# PROMPT
Write out each line in which the string "Peak" is present.
** BEGIN DATA SHOWN **
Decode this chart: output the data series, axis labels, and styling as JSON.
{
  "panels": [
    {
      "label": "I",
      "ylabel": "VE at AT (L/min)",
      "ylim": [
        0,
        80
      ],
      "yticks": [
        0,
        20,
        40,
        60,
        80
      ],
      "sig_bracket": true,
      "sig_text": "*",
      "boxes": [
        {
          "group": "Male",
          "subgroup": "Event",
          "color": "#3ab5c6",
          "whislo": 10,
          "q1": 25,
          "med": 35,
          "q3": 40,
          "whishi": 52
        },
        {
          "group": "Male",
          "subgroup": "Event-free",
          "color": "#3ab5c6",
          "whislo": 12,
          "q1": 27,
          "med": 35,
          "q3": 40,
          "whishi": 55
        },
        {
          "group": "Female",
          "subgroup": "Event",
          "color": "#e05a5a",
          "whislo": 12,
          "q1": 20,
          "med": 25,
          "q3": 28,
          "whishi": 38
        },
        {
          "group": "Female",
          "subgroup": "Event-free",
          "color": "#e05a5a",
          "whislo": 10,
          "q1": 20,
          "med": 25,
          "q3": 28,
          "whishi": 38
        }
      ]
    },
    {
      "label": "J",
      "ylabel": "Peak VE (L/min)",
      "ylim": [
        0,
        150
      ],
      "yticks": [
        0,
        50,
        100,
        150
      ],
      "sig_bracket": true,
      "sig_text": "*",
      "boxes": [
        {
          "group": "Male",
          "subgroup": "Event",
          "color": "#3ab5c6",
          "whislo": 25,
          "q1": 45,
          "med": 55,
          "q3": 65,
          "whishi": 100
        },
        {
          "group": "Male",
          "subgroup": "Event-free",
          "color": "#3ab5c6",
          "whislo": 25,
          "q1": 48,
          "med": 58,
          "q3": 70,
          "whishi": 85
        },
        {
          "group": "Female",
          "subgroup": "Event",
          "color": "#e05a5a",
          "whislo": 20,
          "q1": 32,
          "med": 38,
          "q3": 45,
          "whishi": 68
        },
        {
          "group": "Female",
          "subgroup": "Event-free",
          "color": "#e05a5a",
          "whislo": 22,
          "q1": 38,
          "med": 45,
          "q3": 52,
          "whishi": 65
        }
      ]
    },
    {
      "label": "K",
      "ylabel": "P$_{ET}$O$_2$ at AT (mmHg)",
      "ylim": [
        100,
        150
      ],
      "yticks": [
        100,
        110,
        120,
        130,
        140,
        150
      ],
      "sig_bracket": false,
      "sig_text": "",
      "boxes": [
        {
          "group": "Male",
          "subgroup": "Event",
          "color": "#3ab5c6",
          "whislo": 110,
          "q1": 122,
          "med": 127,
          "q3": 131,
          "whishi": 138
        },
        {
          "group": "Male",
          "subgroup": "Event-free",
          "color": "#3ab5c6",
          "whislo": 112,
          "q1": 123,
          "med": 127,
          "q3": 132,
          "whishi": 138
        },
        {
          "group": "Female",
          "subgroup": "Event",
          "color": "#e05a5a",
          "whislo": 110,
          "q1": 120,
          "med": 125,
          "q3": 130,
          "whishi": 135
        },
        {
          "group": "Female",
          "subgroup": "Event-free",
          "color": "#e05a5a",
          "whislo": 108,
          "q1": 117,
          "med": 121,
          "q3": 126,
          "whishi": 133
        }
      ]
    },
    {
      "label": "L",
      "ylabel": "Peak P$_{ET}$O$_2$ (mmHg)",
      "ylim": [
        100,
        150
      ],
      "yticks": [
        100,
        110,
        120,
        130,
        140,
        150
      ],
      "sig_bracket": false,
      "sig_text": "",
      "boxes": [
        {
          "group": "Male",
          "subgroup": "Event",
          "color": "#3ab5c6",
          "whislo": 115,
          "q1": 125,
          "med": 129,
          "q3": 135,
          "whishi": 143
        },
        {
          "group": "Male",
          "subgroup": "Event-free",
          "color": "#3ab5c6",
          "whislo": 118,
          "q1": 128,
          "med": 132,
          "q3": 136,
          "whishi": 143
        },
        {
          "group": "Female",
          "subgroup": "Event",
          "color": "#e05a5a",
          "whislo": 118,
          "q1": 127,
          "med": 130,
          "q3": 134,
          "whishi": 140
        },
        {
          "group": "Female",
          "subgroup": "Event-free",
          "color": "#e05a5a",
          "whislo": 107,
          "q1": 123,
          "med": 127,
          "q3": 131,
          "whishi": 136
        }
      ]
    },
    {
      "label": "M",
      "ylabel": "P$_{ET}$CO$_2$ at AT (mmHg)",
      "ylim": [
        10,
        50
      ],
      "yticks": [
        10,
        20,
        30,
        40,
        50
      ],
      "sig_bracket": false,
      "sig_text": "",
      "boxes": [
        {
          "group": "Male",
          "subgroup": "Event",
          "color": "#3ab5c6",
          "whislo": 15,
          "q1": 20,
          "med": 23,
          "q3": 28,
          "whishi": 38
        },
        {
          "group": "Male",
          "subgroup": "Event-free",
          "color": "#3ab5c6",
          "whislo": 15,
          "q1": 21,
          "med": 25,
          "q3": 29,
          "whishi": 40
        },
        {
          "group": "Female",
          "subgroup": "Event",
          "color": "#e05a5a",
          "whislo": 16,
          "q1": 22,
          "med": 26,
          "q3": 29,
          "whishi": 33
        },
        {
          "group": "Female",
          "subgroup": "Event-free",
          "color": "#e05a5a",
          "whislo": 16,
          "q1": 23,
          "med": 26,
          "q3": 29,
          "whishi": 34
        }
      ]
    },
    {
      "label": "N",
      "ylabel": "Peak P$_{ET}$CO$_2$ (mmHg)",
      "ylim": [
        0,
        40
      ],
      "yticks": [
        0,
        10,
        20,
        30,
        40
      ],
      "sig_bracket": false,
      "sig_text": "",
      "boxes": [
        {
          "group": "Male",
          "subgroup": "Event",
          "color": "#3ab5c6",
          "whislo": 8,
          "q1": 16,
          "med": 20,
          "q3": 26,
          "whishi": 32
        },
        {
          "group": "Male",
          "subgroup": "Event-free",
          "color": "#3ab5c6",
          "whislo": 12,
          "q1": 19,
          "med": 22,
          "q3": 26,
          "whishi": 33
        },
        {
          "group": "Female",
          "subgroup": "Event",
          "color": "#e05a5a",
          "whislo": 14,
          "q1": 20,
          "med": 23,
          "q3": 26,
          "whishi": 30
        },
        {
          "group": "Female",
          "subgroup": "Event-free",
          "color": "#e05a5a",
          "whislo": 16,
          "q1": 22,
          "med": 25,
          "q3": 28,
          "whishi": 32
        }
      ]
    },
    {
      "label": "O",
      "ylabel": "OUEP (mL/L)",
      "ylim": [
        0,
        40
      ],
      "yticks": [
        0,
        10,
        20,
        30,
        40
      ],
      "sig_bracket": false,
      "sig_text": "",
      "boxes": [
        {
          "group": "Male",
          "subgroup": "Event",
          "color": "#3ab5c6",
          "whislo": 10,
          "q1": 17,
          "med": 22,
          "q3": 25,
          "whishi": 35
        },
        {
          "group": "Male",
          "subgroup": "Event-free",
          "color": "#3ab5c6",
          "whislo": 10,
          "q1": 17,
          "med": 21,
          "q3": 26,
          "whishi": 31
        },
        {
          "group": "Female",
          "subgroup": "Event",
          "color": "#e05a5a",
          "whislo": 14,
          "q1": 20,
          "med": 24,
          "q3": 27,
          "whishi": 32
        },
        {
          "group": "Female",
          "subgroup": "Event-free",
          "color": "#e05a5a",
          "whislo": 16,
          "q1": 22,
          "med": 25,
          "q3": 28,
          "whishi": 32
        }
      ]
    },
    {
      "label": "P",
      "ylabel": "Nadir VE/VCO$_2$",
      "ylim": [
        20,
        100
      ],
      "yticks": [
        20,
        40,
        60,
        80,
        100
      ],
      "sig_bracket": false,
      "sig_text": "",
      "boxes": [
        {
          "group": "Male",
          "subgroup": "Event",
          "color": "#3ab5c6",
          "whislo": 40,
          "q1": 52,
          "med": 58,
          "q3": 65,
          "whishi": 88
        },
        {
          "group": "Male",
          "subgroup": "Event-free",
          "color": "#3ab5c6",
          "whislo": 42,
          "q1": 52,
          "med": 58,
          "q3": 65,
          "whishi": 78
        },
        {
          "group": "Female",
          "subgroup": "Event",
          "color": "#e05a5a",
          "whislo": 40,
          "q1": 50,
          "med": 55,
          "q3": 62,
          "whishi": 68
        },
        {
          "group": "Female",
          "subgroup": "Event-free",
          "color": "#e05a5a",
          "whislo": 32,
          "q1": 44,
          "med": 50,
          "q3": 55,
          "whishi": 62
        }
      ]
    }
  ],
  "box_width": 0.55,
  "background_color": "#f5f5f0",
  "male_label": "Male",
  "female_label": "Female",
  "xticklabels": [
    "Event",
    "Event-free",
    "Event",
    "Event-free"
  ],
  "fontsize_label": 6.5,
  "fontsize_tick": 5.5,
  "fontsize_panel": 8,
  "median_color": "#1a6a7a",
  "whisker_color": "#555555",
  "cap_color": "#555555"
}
** END DATA SHOWN **
# THE SOLUTION
      "ylabel": "Peak VE (L/min)",
      "ylabel": "Peak P$_{ET}$O$_2$ (mmHg)",
      "ylabel": "Peak P$_{ET}$CO$_2$ (mmHg)",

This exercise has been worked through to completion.